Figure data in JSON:

----------

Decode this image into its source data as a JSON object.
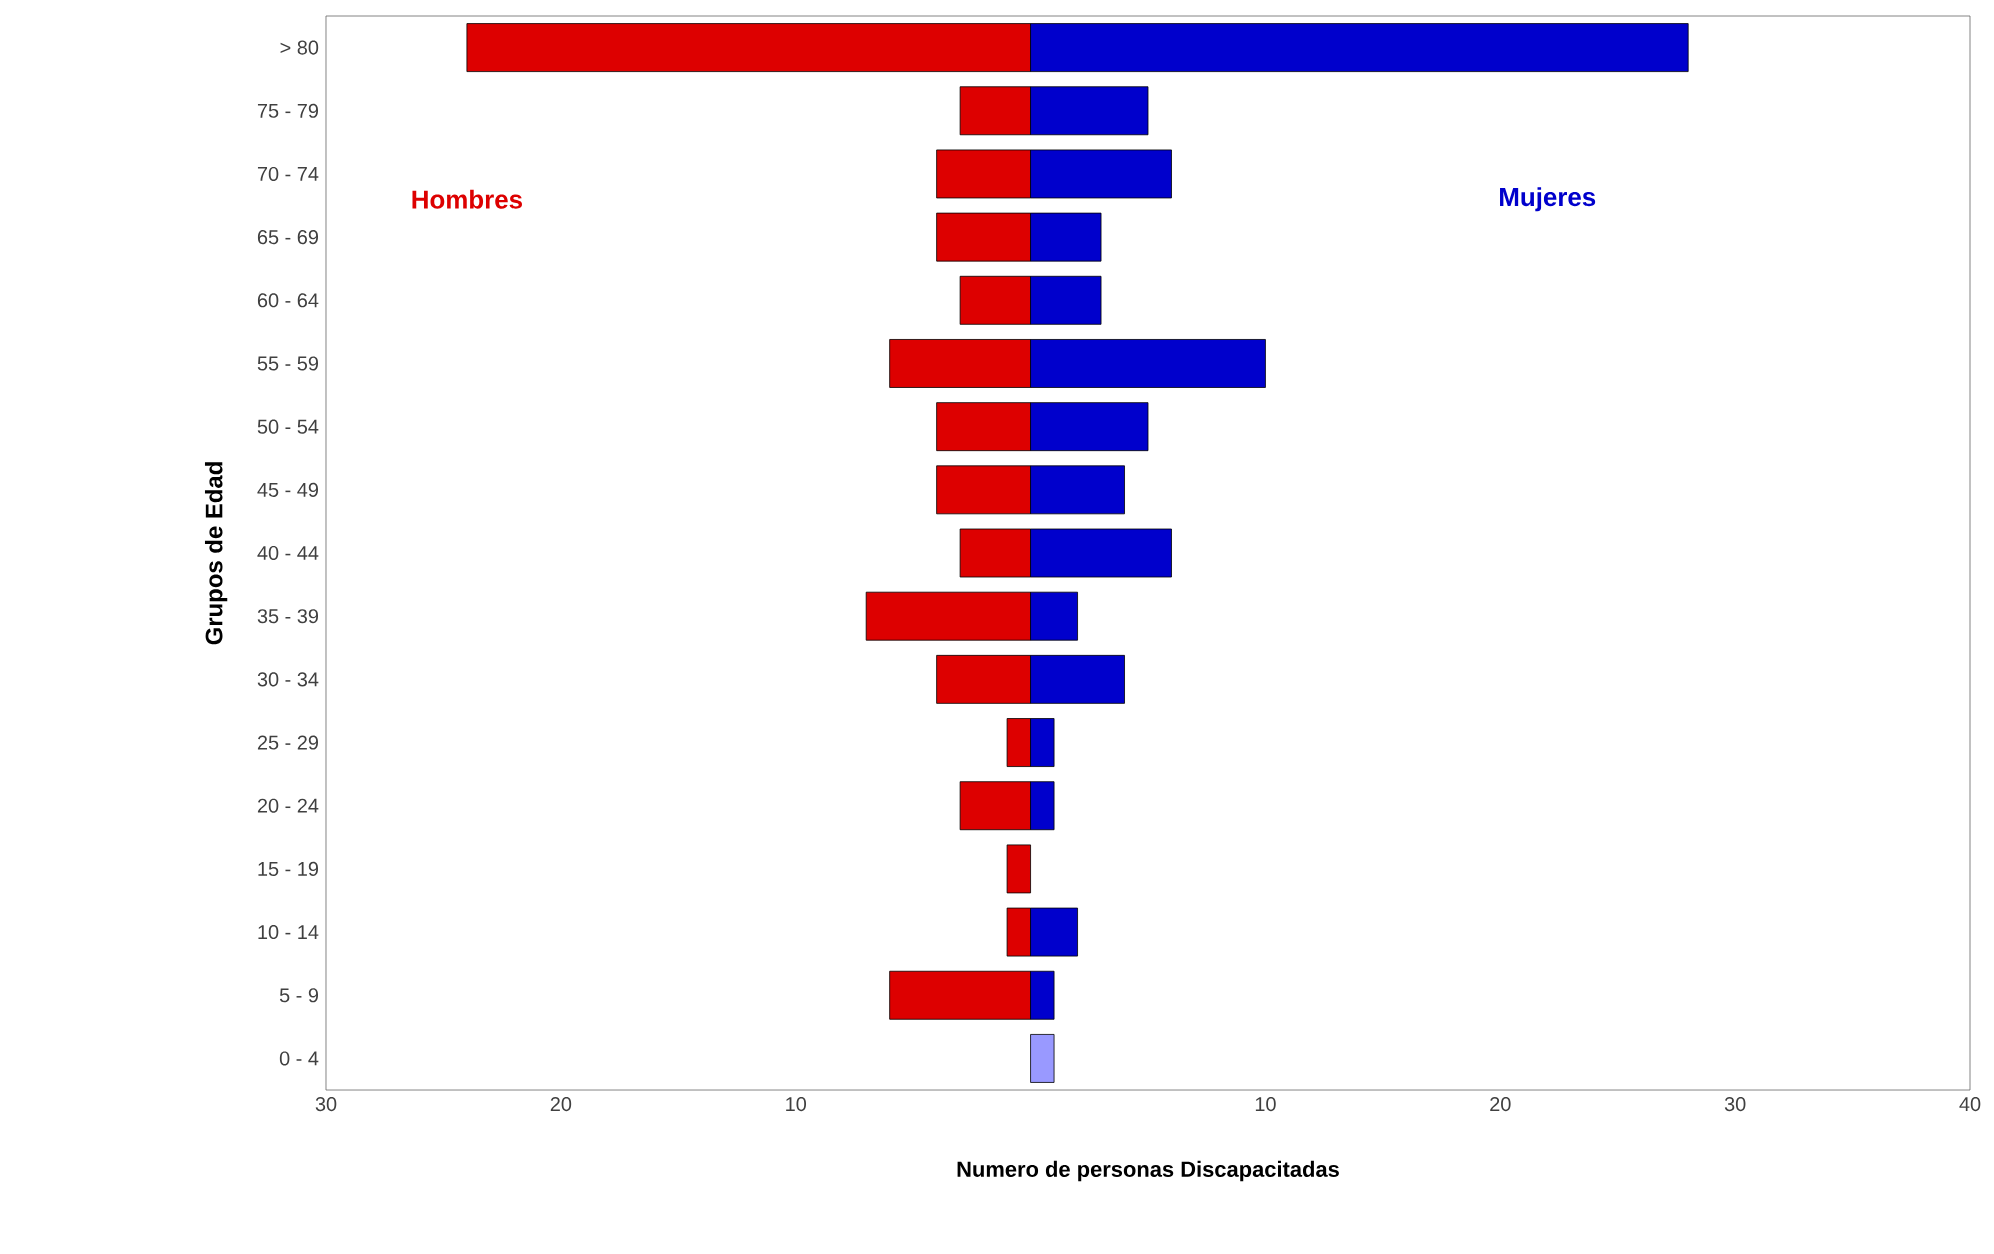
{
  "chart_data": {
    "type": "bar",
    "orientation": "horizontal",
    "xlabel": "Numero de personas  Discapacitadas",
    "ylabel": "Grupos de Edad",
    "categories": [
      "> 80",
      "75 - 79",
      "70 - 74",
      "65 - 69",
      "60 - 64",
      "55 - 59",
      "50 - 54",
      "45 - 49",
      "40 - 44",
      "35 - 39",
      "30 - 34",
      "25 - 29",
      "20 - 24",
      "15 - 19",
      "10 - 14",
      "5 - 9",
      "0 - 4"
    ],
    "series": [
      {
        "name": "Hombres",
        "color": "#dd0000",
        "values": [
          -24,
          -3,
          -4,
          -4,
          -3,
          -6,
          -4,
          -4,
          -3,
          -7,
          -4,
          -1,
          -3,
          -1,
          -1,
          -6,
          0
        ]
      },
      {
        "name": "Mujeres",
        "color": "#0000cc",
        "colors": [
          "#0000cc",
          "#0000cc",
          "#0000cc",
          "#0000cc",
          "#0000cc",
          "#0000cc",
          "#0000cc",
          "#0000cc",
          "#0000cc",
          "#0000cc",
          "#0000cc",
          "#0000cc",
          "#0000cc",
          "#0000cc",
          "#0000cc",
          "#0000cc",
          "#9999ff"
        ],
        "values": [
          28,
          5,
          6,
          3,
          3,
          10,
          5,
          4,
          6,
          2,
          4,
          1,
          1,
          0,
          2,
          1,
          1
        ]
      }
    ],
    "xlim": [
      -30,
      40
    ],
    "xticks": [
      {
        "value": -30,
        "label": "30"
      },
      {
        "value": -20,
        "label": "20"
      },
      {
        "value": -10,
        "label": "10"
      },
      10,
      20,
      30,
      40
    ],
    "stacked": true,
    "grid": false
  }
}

----------

## DIRECTIONS FOR THIS TASK
Write out the whole listing exactly, and drop the pictures.

## ANSWER TO THIS TASK
Decode this image into its source data as a JSON object.
{
  "chart_data": {
    "type": "bar",
    "orientation": "horizontal",
    "xlabel": "Numero de personas  Discapacitadas",
    "ylabel": "Grupos de Edad",
    "categories": [
      "> 80",
      "75 - 79",
      "70 - 74",
      "65 - 69",
      "60 - 64",
      "55 - 59",
      "50 - 54",
      "45 - 49",
      "40 - 44",
      "35 - 39",
      "30 - 34",
      "25 - 29",
      "20 - 24",
      "15 - 19",
      "10 - 14",
      "5 - 9",
      "0 - 4"
    ],
    "series": [
      {
        "name": "Hombres",
        "color": "#dd0000",
        "values": [
          -24,
          -3,
          -4,
          -4,
          -3,
          -6,
          -4,
          -4,
          -3,
          -7,
          -4,
          -1,
          -3,
          -1,
          -1,
          -6,
          0
        ]
      },
      {
        "name": "Mujeres",
        "color": "#0000cc",
        "colors": [
          "#0000cc",
          "#0000cc",
          "#0000cc",
          "#0000cc",
          "#0000cc",
          "#0000cc",
          "#0000cc",
          "#0000cc",
          "#0000cc",
          "#0000cc",
          "#0000cc",
          "#0000cc",
          "#0000cc",
          "#0000cc",
          "#0000cc",
          "#0000cc",
          "#9999ff"
        ],
        "values": [
          28,
          5,
          6,
          3,
          3,
          10,
          5,
          4,
          6,
          2,
          4,
          1,
          1,
          0,
          2,
          1,
          1
        ]
      }
    ],
    "xlim": [
      -30,
      40
    ],
    "xticks": [
      {
        "value": -30,
        "label": "30"
      },
      {
        "value": -20,
        "label": "20"
      },
      {
        "value": -10,
        "label": "10"
      },
      10,
      20,
      30,
      40
    ],
    "stacked": true,
    "grid": false
  }
}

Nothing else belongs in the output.